Prompt:
Scan the lines below; pull out those with "this".

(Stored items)
——————

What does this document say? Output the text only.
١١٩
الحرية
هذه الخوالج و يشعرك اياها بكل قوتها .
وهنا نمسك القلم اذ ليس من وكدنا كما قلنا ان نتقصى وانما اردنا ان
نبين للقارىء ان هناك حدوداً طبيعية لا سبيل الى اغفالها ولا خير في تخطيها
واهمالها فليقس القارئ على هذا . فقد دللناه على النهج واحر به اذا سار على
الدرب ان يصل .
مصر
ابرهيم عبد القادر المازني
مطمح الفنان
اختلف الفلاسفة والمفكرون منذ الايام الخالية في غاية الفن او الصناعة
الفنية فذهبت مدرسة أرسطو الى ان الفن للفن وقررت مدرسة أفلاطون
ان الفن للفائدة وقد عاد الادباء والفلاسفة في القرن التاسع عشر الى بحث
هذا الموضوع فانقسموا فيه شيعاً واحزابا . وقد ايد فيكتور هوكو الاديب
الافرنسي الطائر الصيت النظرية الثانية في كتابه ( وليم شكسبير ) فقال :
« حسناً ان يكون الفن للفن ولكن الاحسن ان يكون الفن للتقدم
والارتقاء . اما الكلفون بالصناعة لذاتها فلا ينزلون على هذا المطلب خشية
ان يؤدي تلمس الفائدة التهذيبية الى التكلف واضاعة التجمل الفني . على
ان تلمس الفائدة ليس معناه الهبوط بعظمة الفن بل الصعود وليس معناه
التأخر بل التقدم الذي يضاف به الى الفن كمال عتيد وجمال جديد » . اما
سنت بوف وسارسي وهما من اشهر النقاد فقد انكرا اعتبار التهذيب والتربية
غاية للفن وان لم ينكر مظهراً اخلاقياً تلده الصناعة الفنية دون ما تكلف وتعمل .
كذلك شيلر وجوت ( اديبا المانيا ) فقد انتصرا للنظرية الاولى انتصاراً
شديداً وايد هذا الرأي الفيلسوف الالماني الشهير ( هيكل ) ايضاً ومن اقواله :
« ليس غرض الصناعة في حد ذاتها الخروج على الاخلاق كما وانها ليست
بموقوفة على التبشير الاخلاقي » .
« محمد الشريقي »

——————

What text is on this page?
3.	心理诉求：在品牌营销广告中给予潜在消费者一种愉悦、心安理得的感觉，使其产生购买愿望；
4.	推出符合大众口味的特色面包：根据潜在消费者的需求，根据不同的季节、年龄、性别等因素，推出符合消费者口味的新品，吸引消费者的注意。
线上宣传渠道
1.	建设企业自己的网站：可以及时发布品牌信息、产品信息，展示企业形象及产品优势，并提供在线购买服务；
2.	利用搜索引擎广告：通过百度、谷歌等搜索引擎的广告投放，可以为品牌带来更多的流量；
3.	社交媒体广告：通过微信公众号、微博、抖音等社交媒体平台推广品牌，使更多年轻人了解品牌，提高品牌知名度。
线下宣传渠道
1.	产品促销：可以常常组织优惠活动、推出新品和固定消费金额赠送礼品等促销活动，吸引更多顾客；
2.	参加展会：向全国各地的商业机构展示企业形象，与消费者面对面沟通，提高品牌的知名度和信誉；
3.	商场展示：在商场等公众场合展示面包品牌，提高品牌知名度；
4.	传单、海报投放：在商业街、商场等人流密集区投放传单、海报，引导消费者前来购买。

——————

Output of the task:
What does this document say? Output the text only.
What text is on this page?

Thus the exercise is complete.